(Task directions):
Your task is to output the listing word for word, with pictures excluded.

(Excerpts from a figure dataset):
_ _ _ _ _ _ _

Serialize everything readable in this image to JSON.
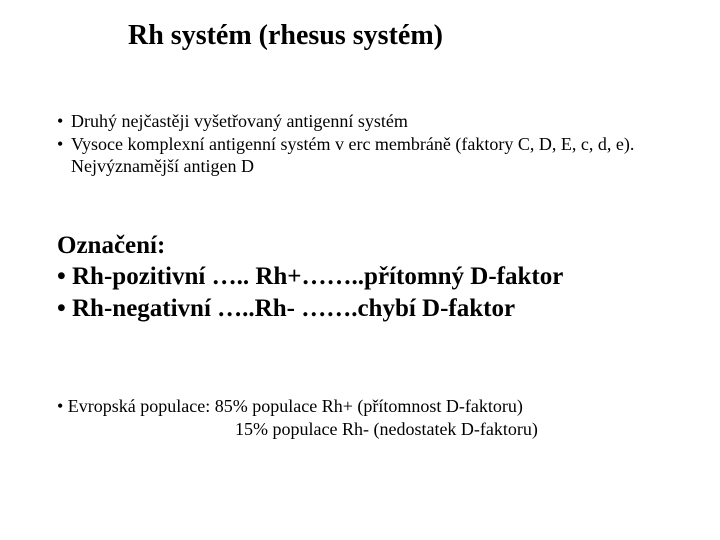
{
  "title": "Rh systém (rhesus systém)",
  "intro": {
    "b1": "Druhý nejčastěji vyšetřovaný antigenní systém",
    "b2": "Vysoce komplexní antigenní systém v erc membráně  (faktory C, D, E, c, d, e). Nejvýznamější antigen D"
  },
  "designation": {
    "heading": "Označení:",
    "line1": "• Rh-pozitivní ….. Rh+……..přítomný D-faktor",
    "line2": "• Rh-negativní …..Rh- …….chybí D-faktor"
  },
  "population": {
    "line1": "• Evropská populace: 85% populace  Rh+ (přítomnost D-faktoru)",
    "line2": "15% populace  Rh-  (nedostatek D-faktoru)"
  },
  "colors": {
    "background": "#ffffff",
    "text": "#000000"
  },
  "fontsizes": {
    "title": 28,
    "small": 18,
    "large": 25
  }
}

_ _ _ _ _ _ _

(Solution for this task):
Serialize everything readable in this image to JSON.
{
  "title": "Rh systém (rhesus systém)",
  "intro": {
    "b1": "Druhý nejčastěji vyšetřovaný antigenní systém",
    "b2": "Vysoce komplexní antigenní systém v erc membráně  (faktory C, D, E, c, d, e). Nejvýznamější antigen D"
  },
  "designation": {
    "heading": "Označení:",
    "line1": "• Rh-pozitivní ….. Rh+……..přítomný D-faktor",
    "line2": "• Rh-negativní …..Rh- …….chybí D-faktor"
  },
  "population": {
    "line1": "• Evropská populace: 85% populace  Rh+ (přítomnost D-faktoru)",
    "line2": "15% populace  Rh-  (nedostatek D-faktoru)"
  },
  "colors": {
    "background": "#ffffff",
    "text": "#000000"
  },
  "fontsizes": {
    "title": 28,
    "small": 18,
    "large": 25
  }
}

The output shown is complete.